→ Given passage:
Cooper’s comedic how-to books include “100 Tricks to Appear Smart in Meetings” and “How to be Successful Without Hurting Men’s Feelings.”

What we are watching in the U.S. …

Joe Biden and Kamala Harris delivered an aggressive one-two attack on the character and performance of President Donald Trump on Wednesday, as they made their election case for the first time as running mates.

Biden, a 77-year-old white man, embraced the significance of naming the first Black woman to a major party’s presidential ticket, but he also focused on other attributes Harris brings to the ticket. He hailed the California senator, the 55-year-old former prosecutor who a year ago excoriated Biden on a primary debate stage, as the right woman to help him defeat Trump and then lead a nation facing crises in triplicate: a pandemic, wounded economy and long-simmering reckoning with racism.

Harris, Biden declared at a high school gymnasium in his hometown of Wilmington, Delaware, is “smart, she’s tough, she’s experienced, she’s a proven fighter for the backbone of this country.”

“Kamala knows how to govern. She knows how to make the hard calls. She’s ready to do this job on day one,” he said.

Reflecting the coronavirus pandemic, both candidates came onstage wearing protective masks in a high school gym with relatively few in attendance, not in a hall filled with cheering supporters as would normally be the case. Both spoke without masks but did not physically embrace.

→ Supplied entries:
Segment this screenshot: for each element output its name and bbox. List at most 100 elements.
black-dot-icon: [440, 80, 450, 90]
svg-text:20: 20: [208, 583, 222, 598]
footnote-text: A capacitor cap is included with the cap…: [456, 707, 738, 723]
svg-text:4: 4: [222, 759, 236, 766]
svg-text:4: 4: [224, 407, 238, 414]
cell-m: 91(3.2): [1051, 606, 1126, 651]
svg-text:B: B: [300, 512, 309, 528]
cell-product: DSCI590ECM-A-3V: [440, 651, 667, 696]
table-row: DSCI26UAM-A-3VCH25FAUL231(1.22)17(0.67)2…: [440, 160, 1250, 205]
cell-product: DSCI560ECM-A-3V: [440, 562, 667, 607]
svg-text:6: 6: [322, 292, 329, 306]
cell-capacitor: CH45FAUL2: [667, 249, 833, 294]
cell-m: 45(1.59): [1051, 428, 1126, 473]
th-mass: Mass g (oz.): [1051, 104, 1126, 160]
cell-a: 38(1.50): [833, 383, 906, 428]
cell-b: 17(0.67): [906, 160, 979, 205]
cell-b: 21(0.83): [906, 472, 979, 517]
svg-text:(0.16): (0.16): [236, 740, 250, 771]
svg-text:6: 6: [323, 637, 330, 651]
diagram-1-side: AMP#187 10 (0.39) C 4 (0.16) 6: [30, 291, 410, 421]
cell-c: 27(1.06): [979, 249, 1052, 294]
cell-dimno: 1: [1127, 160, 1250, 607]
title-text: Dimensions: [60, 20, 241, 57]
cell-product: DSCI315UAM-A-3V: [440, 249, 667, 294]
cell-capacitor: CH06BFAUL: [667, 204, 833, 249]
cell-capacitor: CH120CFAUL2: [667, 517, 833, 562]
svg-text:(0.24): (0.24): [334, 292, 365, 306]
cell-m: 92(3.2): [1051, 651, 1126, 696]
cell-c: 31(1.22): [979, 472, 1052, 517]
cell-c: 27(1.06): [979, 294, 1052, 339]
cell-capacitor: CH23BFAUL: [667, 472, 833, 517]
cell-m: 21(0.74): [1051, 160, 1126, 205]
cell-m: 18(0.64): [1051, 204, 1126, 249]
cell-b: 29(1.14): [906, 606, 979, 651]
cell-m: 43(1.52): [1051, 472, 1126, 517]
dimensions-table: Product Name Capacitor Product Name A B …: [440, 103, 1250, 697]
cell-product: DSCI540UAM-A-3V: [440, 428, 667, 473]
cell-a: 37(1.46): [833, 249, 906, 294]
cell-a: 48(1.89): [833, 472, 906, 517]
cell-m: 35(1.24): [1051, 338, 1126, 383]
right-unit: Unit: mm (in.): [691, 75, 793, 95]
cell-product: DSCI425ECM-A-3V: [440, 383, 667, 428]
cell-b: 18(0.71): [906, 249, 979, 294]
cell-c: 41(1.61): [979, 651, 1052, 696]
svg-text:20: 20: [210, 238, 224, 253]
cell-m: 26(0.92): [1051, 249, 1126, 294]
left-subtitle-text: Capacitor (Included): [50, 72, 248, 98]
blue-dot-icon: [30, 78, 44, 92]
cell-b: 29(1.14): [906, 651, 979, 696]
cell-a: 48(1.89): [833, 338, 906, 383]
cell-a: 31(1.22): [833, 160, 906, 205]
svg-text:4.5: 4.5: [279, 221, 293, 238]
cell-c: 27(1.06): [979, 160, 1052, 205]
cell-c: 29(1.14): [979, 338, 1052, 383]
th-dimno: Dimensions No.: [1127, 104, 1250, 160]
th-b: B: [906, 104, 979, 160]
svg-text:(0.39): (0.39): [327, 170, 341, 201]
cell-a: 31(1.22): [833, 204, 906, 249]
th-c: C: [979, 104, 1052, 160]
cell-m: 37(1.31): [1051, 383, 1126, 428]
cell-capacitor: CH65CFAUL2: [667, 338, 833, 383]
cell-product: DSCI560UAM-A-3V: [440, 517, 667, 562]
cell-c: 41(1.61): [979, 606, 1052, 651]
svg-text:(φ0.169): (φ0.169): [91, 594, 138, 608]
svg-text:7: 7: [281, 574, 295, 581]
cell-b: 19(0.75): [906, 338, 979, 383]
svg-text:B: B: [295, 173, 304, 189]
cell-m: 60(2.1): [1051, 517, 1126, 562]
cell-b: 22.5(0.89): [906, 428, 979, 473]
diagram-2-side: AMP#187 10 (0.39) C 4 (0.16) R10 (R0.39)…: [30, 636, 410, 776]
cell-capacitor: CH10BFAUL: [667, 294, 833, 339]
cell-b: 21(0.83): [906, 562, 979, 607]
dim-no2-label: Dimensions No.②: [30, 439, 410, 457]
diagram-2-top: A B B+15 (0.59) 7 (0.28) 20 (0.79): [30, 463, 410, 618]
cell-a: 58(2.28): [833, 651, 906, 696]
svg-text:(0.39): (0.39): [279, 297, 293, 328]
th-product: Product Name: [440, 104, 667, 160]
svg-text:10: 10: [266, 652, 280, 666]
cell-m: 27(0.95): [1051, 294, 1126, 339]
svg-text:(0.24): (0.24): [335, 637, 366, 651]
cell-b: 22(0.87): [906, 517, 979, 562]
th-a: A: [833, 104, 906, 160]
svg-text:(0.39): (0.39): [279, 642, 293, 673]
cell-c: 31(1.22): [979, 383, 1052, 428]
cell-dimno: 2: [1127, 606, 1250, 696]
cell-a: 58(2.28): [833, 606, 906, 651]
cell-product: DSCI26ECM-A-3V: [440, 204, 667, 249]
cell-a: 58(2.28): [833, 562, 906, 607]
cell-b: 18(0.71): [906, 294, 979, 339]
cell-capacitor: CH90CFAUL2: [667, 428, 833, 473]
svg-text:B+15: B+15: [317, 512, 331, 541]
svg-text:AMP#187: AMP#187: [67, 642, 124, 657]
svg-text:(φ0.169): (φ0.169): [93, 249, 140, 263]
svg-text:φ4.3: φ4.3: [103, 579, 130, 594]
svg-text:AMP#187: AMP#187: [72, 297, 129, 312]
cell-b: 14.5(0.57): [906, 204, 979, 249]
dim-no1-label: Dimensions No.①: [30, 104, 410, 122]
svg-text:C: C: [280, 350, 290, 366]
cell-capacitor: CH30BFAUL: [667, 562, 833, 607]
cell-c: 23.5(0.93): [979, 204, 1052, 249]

→ Using the information:
**1.** Decide whether each statement below agrees with the passage on the Biden-Harris campaign event. Answer yes or no for each, and quote the words from the passage that decide it.
(a) Harris is described as a 55-year-old former prosecutor.
(b) The event took place in a hall filled with cheering supporters.
(c) The two candidates physically embraced after taking off their masks.
**2.** Continue the passage on the Biden-Harris campaign event, starting after its final sentence.

→ Answers to the tasks:
**1.**
(a) Yes: "the 55-year-old former prosecutor who a year ago excoriated Biden on a primary debate stage"
(b) No: "in a high school gym with relatively few in attendance, not in a hall filled with cheering supporters"
(c) No: "Both spoke without masks but did not physically embrace."

**2.**
Biden praised her experience vigorously questioning Trump administration officials in the Senate, and highlighted the historic nature of her pick, noting she’s the daughter of immigrants from India and Jamaica.

What we are watching in the rest of the world …

Three people were killed and six others injured Wednesday when a passenger train derailed in northeast Scotland after heavy rain and flooding hit the area.

The train driver was believed to be among the dead, British Transport Police said. The Rail, Maritime and Transport union said that the train conductor was also believed killed. Formal identification has yet to take place. Six people were hospitalized, but their injuries are not considered serious.

Images from the scene show that several cars of the four-carriage train had left the tracks and one had tumbled down an embankment. Smoke was seen billowing from the wreck. Air ambulances and coast guard helicopters came and went as the rescue operation unfolded.

Prime Minister Boris Johnson said a police investigation aims to find out what caused the derailment and ensure “nothing like this happens again.”

“As I understand there was about a month’s worth of rainfall in a very short period which undoubtedly aggravated the problem there,” he added.

Torrential rain had caused flooding and travel disruptions in Scotland, and on Wednesday morning Network Rail Scotland tweeted warnings of a landslip affecting services in the area.

Also this…

Pakistan’s information minister said Wednesday he hoped that five new bills passed in Parliament aimed at curbing terror financing and money laundering will lead to the country’s removal from an international watch list.

Shibli Faraz commented hours after the National Assembly, the powerful lower house of Parliament, passed bills to meet goals set by the Paris-based Financial Action Task Force in February. The goals included targeting individuals linked to money laundering and terror financing.

The Financial Action Task Force is a top anti-terrorism monitoring group.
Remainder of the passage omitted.